§ Job:
Write out the records that appear below, verbatim and complete, but without pictures.

§ Extracted data entries:
-=-=-=-=-
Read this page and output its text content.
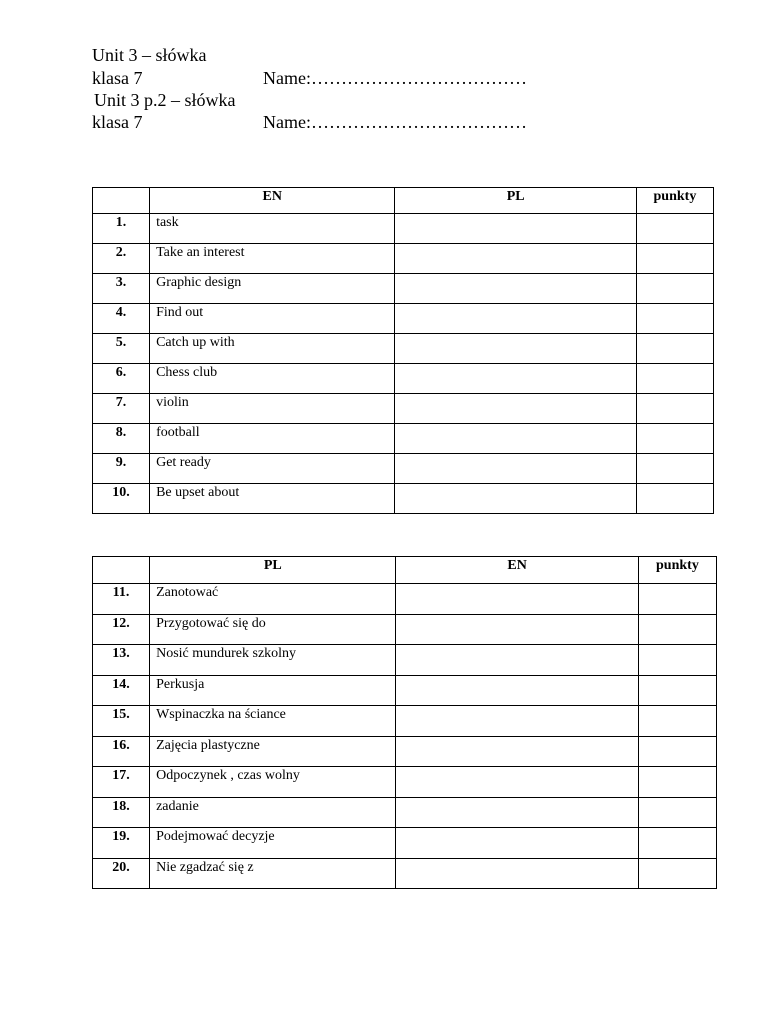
Unit 3 – słówka
klasa 7	Name:………………………………
Unit 3 p.2 – słówka
klasa 7	Name:………………………………
	EN	PL	punkty
1.	task		
2.	Take an interest		
3.	Graphic design		
4.	Find out		
5.	Catch up with		
6.	Chess club		
7.	violin		
8.	football		
9.	Get ready		
10.	Be upset about		
	PL	EN	punkty
11.	Zanotować		
12.	Przygotować się do		
13.	Nosić mundurek szkolny		
14.	Perkusja		
15.	Wspinaczka na ściance		
16.	Zajęcia plastyczne		
17.	Odpoczynek , czas wolny		
18.	zadanie		
19.	Podejmować decyzje		
20.	Nie zgadzać się z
-=-=-=-=-
§ Complete output:
Read this page and output its text content.
Unit 3 – słówka
klasa 7	Name:………………………………
Unit 3 p.2 – słówka
klasa 7	Name:………………………………
	EN	PL	punkty
1.	task		
2.	Take an interest		
3.	Graphic design		
4.	Find out		
5.	Catch up with		
6.	Chess club		
7.	violin		
8.	football		
9.	Get ready		
10.	Be upset about		
	PL	EN	punkty
11.	Zanotować		
12.	Przygotować się do		
13.	Nosić mundurek szkolny		
14.	Perkusja		
15.	Wspinaczka na ściance		
16.	Zajęcia plastyczne		
17.	Odpoczynek , czas wolny		
18.	zadanie		
19.	Podejmować decyzje		
20.	Nie zgadzać się z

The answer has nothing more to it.